++++ Material for the task ++++

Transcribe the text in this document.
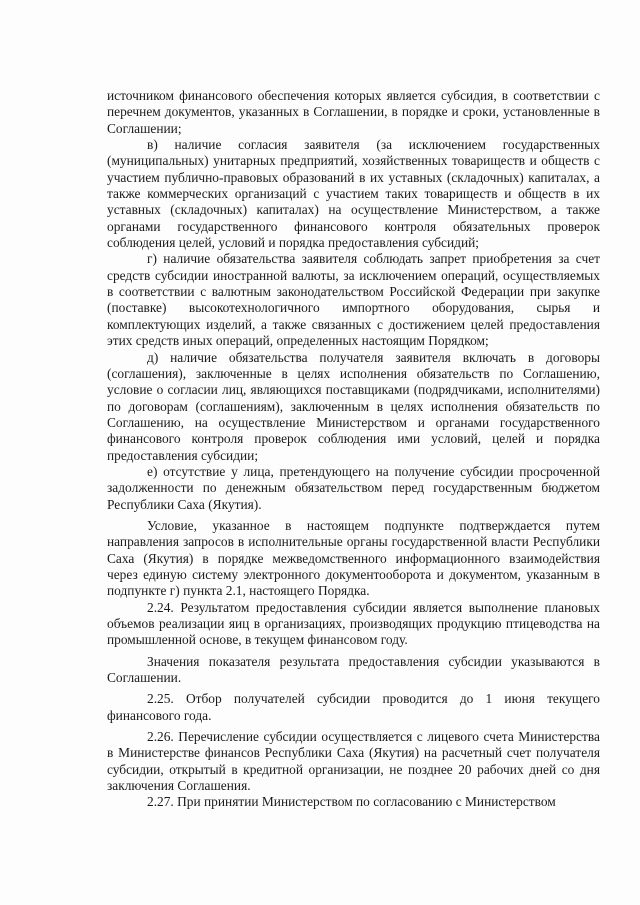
источником финансового обеспечения которых является субсидия, в соответствии с перечнем документов, указанных в Соглашении, в порядке и сроки, установленные в Соглашении;

в) наличие согласия заявителя (за исключением государственных (муниципальных) унитарных предприятий, хозяйственных товариществ и обществ с участием публично-правовых образований в их уставных (складочных) капиталах, а также коммерческих организаций с участием таких товариществ и обществ в их уставных (складочных) капиталах) на осуществление Министерством, а также органами государственного финансового контроля обязательных проверок соблюдения целей, условий и порядка предоставления субсидий;

г) наличие обязательства заявителя соблюдать запрет приобретения за счет средств субсидии иностранной валюты, за исключением операций, осуществляемых в соответствии с валютным законодательством Российской Федерации при закупке (поставке) высокотехнологичного импортного оборудования, сырья и комплектующих изделий, а также связанных с достижением целей предоставления этих средств иных операций, определенных настоящим Порядком;

д) наличие обязательства получателя заявителя включать в договоры (соглашения), заключенные в целях исполнения обязательств по Соглашению, условие о согласии лиц, являющихся поставщиками (подрядчиками, исполнителями) по договорам (соглашениям), заключенным в целях исполнения обязательств по Соглашению, на осуществление Министерством и органами государственного финансового контроля проверок соблюдения ими условий, целей и порядка предоставления субсидии;

е) отсутствие у лица, претендующего на получение субсидии просроченной задолженности по денежным обязательством перед государственным бюджетом Республики Саха (Якутия).

Условие, указанное в настоящем подпункте подтверждается путем направления запросов в исполнительные органы государственной власти Республики Саха (Якутия) в порядке межведомственного информационного взаимодействия через единую систему электронного документооборота и документом, указанным в подпункте г) пункта 2.1, настоящего Порядка.

2.24. Результатом предоставления субсидии является выполнение плановых объемов реализации яиц в организациях, производящих продукцию птицеводства на промышленной основе, в текущем финансовом году.

Значения показателя результата предоставления субсидии указываются в Соглашении.

2.25. Отбор получателей субсидии проводится до 1 июня текущего финансового года.

2.26. Перечисление субсидии осуществляется с лицевого счета Министерства в Министерстве финансов Республики Саха (Якутия) на расчетный счет получателя субсидии, открытый в кредитной организации, не позднее 20 рабочих дней со дня заключения Соглашения.

2.27. При принятии Министерством по согласованию с Министерством
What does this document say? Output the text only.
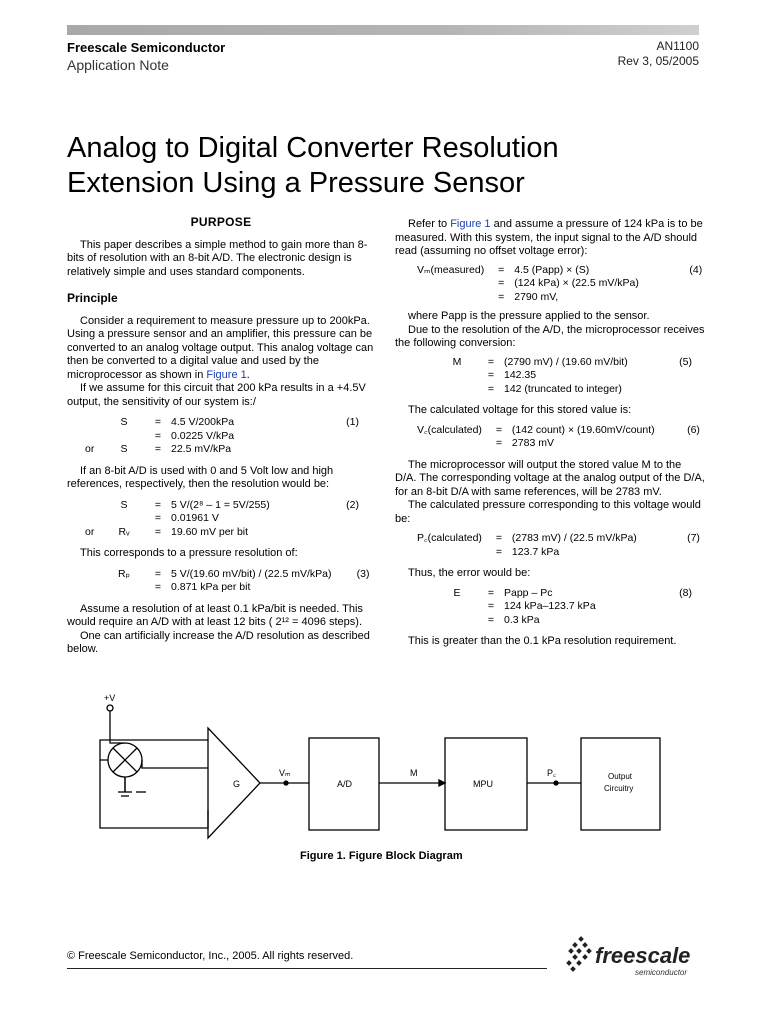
Freescale Semiconductor
Application Note
AN1100
Rev 3, 05/2005
Analog to Digital Converter Resolution
Extension Using a Pressure Sensor

PURPOSE

This paper describes a simple method to gain more than 8-bits of resolution with an 8-bit A/D. The electronic design is relatively simple and uses standard components.

Principle

Consider a requirement to measure pressure up to 200kPa. Using a pressure sensor and an amplifier, this pressure can be converted to an analog voltage output. This analog voltage can then be converted to a digital value and used by the microprocessor as shown in Figure 1.

If we assume for this circuit that 200 kPa results in a +4.5V output, the sensitivity of our system is:/

	S	=	4.5 V/200kPa	(1)
		=	0.0225 V/kPa	
or	S	=	22.5 mV/kPa	

If an 8-bit A/D is used with 0 and 5 Volt low and high references, respectively, then the resolution would be:

	S	=	5 V/(2⁸ – 1 = 5V/255)	(2)
		=	0.01961 V	
or	Rᵥ	=	19.60 mV per bit	

This corresponds to a pressure resolution of:

	Rₚ	=	5 V/(19.60 mV/bit) / (22.5 mV/kPa)	(3)
		=	0.871 kPa per bit	

Assume a resolution of at least 0.1 kPa/bit is needed. This would require an A/D with at least 12 bits ( 2¹² = 4096 steps).

One can artificially increase the A/D resolution as described below.

Refer to Figure 1 and assume a pressure of 124 kPa is to be measured. With this system, the input signal to the A/D should read (assuming no offset voltage error):

Vₘ(measured)	=	4.5 (Papp) × (S)	(4)
	=	(124 kPa) × (22.5 mV/kPa)	
	=	2790 mV,	

where Papp is the pressure applied to the sensor.

Due to the resolution of the A/D, the microprocessor receives the following conversion:

M	=	(2790 mV) / (19.60 mV/bit)	(5)
	=	142.35	
	=	142 (truncated to integer)	

The calculated voltage for this stored value is:

V꜀(calculated)	=	(142 count) × (19.60mV/count)	(6)
	=	2783 mV	

The microprocessor will output the stored value M to the D/A. The corresponding voltage at the analog output of the D/A, for an 8-bit D/A with same references, will be 2783 mV.

The calculated pressure corresponding to this voltage would be:

P꜀(calculated)	=	(2783 mV) / (22.5 mV/kPa)	(7)
	=	123.7 kPa	

Thus, the error would be:

E	=	Papp – Pc	(8)
	=	124 kPa–123.7 kPa	
	=	0.3 kPa	

This is greater than the 0.1 kPa resolution requirement.

+V
G
Vₘ
A/D
M
MPU
P꜀	Output
Circuitry
Figure 1. Figure Block Diagram
© Freescale Semiconductor, Inc., 2005. All rights reserved.	freescale
semiconductor
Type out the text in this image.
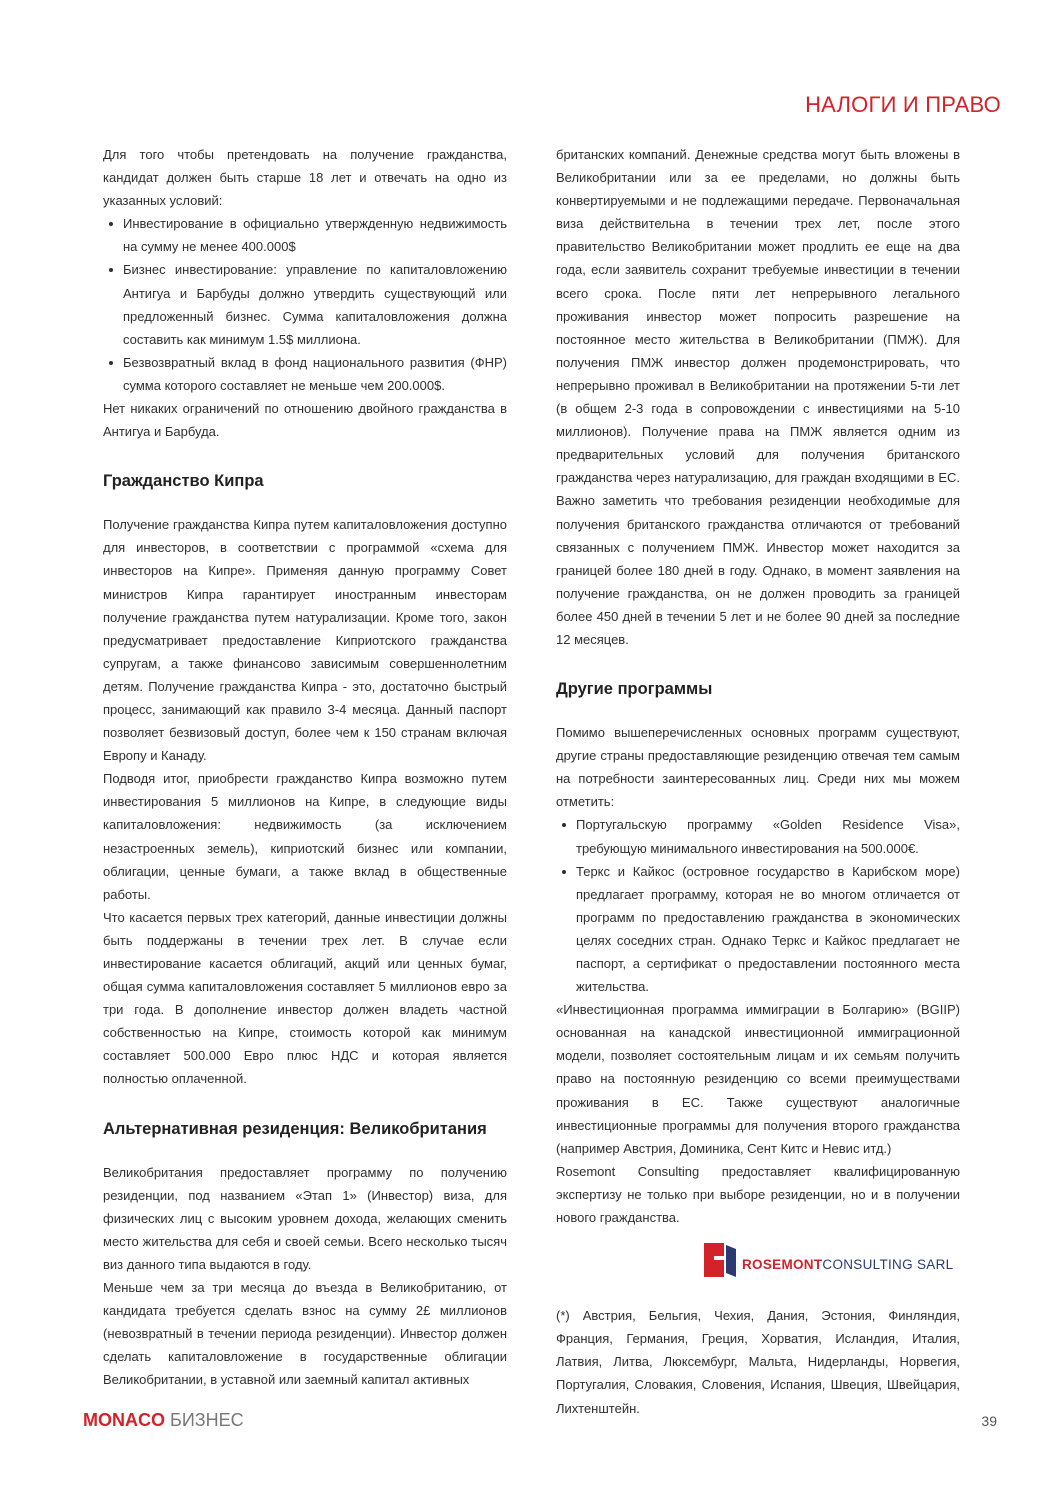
НАЛОГИ И ПРАВО

Для того чтобы претендовать на получение гражданства, кандидат должен быть старше 18 лет и отвечать на одно из указанных условий:

Инвестирование в официально утвержденную недвижимость на сумму не менее 400.000$
Бизнес инвестирование: управление по капиталовложению Антигуа и Барбуды должно утвердить существующий или предложенный бизнес. Сумма капиталовложения должна составить как минимум 1.5$ миллиона.
Безвозвратный вклад в фонд национального развития (ФНР) сумма которого составляет не меньше чем 200.000$.

Нет никаких ограничений по отношению двойного гражданства в Антигуа и Барбуда.

Гражданство Кипра

Получение гражданства Кипра путем капиталовложения доступно для инвесторов, в соответствии с программой «схема для инвесторов на Кипре». Применяя данную программу Совет министров Кипра гарантирует иностранным инвесторам получение гражданства путем натурализации. Кроме того, закон предусматривает предоставление Киприотского гражданства супругам, а также финансово зависимым совершеннолетним детям. Получение гражданства Кипра - это, достаточно быстрый процесс, занимающий как правило 3-4 месяца. Данный паспорт позволяет безвизовый доступ, более чем к 150 странам включая Европу и Канаду.

Подводя итог, приобрести гражданство Кипра возможно путем инвестирования 5 миллионов на Кипре, в следующие виды капиталовложения: недвижимость (за исключением незастроенных земель), киприотский бизнес или компании, облигации, ценные бумаги, а также вклад в общественные работы.

Что касается первых трех категорий, данные инвестиции должны быть поддержаны в течении трех лет. В случае если инвестирование касается облигаций, акций или ценных бумаг, общая сумма капиталовложения составляет 5 миллионов евро за три года. В дополнение инвестор должен владеть частной собственностью на Кипре, стоимость которой как минимум составляет 500.000 Евро плюс НДС и которая является полностью оплаченной.

Альтернативная резиденция: Великобритания

Великобритания предоставляет программу по получению резиденции, под названием «Этап 1» (Инвестор) виза, для физических лиц с высоким уровнем дохода, желающих сменить место жительства для себя и своей семьи. Всего несколько тысяч виз данного типа выдаются в году.

Меньше чем за три месяца до въезда в Великобританию, от кандидата требуется сделать взнос на сумму 2£ миллионов (невозвратный в течении периода резиденции). Инвестор должен сделать капиталовложение в государственные облигации Великобритании, в уставной или заемный капитал активных

британских компаний. Денежные средства могут быть вложены в Великобритании или за ее пределами, но должны быть конвертируемыми и не подлежащими передаче. Первоначальная виза действительна в течении трех лет, после этого правительство Великобритании может продлить ее еще на два года, если заявитель сохранит требуемые инвестиции в течении всего срока. После пяти лет непрерывного легального проживания инвестор может попросить разрешение на постоянное место жительства в Великобритании (ПМЖ). Для получения ПМЖ инвестор должен продемонстрировать, что непрерывно проживал в Великобритании на протяжении 5-ти лет (в общем 2-3 года в сопровождении с инвестициями на 5-10 миллионов). Получение права на ПМЖ является одним из предварительных условий для получения британского гражданства через натурализацию, для граждан входящими в ЕС. Важно заметить что требования резиденции необходимые для получения британского гражданства отличаются от требований связанных с получением ПМЖ. Инвестор может находится за границей более 180 дней в году. Однако, в момент заявления на получение гражданства, он не должен проводить за границей более 450 дней в течении 5 лет и не более 90 дней за последние 12 месяцев.

Другие программы

Помимо вышеперечисленных основных программ существуют, другие страны предоставляющие резиденцию отвечая тем самым на потребности заинтересованных лиц. Среди них мы можем отметить:

Португальскую программу «Golden Residence Visa», требующую минимального инвестирования на 500.000€.
Теркс и Кайкос (островное государство в Карибском море) предлагает программу, которая не во многом отличается от программ по предоставлению гражданства в экономических целях соседних стран. Однако Теркс и Кайкос предлагает не паспорт, а сертификат о предоставлении постоянного места жительства.

«Инвестиционная программа иммиграции в Болгарию» (BGIIP) основанная на канадской инвестиционной иммиграционной модели, позволяет состоятельным лицам и их семьям получить право на постоянную резиденцию со всеми преимуществами проживания в ЕС. Также существуют аналогичные инвестиционные программы для получения второго гражданства (например Австрия, Доминика, Сент Китс и Невис итд.)

Rosemont Consulting предоставляет квалифицированную экспертизу не только при выборе резиденции, но и в получении нового гражданства.

ROSEMONTCONSULTING SARL

(*) Австрия, Бельгия, Чехия, Дания, Эстония, Финляндия, Франция, Германия, Греция, Хорватия, Исландия, Италия, Латвия, Литва, Люксембург, Мальта, Нидерланды, Норвегия, Португалия, Словакия, Словения, Испания, Швеция, Швейцария, Лихтенштейн.

MONACO БИЗНЕС	39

++++

(Do this)
From the entries above, copy out every line where the string "Freescale" appears.

(Answer to the task)
Freescale Semiconductor
© Freescale Semiconductor, Inc., 2005. All rights reserved.	freescale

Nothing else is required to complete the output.